▸ **The exercise**: Tally every line of the listing below that holds "Consumer", then give the tally alone.

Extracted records
= = = = = = =
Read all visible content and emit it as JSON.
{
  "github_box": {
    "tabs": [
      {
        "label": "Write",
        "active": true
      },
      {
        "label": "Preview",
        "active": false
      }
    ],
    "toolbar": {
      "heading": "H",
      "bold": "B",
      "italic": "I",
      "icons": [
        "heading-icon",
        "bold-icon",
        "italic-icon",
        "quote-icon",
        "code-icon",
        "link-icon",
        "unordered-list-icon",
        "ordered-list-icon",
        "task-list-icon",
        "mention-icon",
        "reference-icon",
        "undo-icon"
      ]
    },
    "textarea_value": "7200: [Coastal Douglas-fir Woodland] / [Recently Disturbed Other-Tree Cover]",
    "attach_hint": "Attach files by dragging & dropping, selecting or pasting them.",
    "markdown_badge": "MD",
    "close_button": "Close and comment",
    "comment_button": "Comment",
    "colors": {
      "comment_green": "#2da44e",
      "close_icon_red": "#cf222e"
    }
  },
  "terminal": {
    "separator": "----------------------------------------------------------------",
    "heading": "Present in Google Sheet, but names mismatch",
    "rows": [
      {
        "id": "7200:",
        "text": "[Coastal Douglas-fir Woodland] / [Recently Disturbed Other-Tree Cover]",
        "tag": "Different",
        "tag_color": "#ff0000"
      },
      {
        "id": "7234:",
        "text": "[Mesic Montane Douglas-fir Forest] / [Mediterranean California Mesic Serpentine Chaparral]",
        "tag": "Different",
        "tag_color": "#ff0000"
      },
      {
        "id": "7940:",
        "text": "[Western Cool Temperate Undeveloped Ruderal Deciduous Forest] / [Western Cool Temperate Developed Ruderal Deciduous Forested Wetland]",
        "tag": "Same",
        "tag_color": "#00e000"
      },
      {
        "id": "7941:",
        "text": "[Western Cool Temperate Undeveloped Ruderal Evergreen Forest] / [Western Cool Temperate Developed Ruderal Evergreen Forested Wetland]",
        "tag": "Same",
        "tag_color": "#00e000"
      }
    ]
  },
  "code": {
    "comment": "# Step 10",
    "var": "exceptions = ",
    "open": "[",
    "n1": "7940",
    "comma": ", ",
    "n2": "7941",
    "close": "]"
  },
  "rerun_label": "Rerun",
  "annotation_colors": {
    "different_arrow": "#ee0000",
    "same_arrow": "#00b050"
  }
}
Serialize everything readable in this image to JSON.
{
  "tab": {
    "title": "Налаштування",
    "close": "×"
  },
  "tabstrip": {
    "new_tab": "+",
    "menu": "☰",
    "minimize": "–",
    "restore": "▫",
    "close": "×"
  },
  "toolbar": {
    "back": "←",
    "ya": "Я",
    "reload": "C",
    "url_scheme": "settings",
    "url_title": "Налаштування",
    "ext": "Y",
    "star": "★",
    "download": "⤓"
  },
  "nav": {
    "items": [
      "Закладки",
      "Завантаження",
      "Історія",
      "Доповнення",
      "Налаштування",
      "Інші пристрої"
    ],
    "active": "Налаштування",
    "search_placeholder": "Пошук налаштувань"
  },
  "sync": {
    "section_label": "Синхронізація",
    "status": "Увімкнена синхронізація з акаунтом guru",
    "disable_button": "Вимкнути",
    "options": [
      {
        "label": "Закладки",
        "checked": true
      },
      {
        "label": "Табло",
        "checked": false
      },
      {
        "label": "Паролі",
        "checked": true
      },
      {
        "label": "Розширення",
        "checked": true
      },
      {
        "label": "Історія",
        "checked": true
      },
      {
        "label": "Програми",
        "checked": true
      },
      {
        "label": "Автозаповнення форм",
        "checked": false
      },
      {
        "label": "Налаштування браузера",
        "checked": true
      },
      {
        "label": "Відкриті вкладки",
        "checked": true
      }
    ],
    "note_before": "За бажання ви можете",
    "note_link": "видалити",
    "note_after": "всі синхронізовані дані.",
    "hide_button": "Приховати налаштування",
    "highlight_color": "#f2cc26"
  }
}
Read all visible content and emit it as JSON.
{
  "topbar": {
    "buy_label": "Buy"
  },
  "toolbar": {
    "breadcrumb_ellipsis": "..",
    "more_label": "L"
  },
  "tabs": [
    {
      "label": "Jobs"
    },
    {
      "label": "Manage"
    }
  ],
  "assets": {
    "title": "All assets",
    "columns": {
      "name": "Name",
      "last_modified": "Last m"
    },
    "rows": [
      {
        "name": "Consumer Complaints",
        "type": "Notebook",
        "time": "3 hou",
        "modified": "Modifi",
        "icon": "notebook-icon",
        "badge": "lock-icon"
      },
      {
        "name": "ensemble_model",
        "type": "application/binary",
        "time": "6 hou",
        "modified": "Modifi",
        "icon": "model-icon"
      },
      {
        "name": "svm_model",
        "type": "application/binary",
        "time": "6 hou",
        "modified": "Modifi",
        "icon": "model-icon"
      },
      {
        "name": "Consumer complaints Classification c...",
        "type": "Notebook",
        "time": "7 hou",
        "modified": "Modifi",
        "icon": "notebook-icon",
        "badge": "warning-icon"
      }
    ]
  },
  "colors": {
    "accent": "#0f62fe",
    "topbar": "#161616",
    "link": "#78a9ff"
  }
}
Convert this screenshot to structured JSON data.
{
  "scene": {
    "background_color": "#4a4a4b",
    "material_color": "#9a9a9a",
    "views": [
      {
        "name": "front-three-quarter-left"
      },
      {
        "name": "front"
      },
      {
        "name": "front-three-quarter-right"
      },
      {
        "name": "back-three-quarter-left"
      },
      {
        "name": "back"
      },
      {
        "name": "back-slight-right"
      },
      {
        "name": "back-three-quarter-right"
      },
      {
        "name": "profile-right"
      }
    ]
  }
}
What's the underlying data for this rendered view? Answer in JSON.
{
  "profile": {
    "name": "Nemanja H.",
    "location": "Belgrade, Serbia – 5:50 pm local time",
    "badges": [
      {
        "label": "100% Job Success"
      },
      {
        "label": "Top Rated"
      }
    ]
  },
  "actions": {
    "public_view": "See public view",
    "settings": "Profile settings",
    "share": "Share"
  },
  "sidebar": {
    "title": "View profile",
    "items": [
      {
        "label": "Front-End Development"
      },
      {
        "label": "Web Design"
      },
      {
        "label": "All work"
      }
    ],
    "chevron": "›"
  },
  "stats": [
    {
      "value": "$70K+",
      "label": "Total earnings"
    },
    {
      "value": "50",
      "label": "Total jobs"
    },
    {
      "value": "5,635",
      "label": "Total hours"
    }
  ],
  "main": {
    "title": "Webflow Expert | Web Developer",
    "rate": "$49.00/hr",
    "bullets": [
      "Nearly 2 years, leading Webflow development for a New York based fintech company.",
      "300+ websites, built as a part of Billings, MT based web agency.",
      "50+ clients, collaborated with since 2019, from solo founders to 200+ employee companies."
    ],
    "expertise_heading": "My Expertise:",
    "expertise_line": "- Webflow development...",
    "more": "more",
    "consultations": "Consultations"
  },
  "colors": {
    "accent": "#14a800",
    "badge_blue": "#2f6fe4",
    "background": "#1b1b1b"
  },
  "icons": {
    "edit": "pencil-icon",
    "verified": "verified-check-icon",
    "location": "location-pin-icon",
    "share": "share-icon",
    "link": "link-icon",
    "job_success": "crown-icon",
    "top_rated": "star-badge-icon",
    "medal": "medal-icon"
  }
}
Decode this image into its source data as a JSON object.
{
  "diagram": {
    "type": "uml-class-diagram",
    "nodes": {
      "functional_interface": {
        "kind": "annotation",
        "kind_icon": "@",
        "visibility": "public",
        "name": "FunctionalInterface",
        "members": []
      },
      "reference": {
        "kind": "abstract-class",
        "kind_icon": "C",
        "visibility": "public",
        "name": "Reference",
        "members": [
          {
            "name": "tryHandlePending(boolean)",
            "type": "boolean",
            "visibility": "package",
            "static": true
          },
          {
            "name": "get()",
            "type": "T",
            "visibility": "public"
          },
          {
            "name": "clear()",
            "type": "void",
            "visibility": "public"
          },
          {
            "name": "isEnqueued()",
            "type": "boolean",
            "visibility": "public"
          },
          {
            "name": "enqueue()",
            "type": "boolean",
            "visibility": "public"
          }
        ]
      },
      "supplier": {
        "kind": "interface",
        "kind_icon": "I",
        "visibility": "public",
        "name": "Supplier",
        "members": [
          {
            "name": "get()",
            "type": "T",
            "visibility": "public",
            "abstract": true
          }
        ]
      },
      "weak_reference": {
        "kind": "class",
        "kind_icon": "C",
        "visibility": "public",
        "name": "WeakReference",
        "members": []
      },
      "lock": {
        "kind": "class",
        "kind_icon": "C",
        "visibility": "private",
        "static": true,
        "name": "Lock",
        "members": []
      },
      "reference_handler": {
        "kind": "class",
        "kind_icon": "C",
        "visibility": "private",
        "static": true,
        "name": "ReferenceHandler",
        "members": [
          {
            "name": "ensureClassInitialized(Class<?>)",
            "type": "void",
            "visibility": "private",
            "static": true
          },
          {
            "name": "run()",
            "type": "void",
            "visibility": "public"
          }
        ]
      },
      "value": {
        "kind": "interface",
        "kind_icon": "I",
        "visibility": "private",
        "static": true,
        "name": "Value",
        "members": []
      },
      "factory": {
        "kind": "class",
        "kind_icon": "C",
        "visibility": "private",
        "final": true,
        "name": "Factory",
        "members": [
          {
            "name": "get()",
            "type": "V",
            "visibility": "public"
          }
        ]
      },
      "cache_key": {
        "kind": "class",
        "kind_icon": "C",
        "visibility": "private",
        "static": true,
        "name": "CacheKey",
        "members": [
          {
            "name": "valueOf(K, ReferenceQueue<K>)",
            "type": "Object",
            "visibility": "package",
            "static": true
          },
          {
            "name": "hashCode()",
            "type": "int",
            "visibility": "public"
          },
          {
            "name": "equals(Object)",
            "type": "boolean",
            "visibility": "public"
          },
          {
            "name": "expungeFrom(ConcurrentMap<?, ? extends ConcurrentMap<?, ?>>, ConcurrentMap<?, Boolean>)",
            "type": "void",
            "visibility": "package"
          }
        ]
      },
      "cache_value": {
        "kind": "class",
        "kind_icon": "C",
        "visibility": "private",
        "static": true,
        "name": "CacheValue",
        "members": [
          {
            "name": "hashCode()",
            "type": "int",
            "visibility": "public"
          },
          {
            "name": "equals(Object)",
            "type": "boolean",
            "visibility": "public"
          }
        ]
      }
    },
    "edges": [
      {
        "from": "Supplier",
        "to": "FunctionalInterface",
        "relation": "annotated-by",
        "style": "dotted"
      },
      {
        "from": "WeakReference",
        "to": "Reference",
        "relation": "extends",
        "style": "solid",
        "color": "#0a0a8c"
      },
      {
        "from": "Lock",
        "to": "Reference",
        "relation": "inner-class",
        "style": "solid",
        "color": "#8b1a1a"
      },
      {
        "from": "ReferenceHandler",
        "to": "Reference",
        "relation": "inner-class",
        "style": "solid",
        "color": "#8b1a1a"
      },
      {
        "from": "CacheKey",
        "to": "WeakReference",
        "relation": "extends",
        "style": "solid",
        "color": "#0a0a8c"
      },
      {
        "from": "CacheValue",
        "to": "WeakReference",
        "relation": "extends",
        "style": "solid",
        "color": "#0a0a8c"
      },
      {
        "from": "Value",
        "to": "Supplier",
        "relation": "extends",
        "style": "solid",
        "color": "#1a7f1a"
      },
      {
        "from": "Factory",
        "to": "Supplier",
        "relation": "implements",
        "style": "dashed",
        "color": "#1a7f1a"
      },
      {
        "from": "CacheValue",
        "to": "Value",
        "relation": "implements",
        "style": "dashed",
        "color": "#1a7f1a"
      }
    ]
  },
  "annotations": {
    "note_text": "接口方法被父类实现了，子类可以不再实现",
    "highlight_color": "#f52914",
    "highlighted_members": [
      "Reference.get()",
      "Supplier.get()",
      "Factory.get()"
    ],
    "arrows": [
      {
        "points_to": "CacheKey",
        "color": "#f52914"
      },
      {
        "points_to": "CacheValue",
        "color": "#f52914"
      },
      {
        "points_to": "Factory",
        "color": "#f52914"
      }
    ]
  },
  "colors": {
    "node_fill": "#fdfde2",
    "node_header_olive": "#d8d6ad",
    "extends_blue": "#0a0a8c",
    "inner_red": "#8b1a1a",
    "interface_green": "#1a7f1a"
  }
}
= = = = = = =
▸ **The result**: 2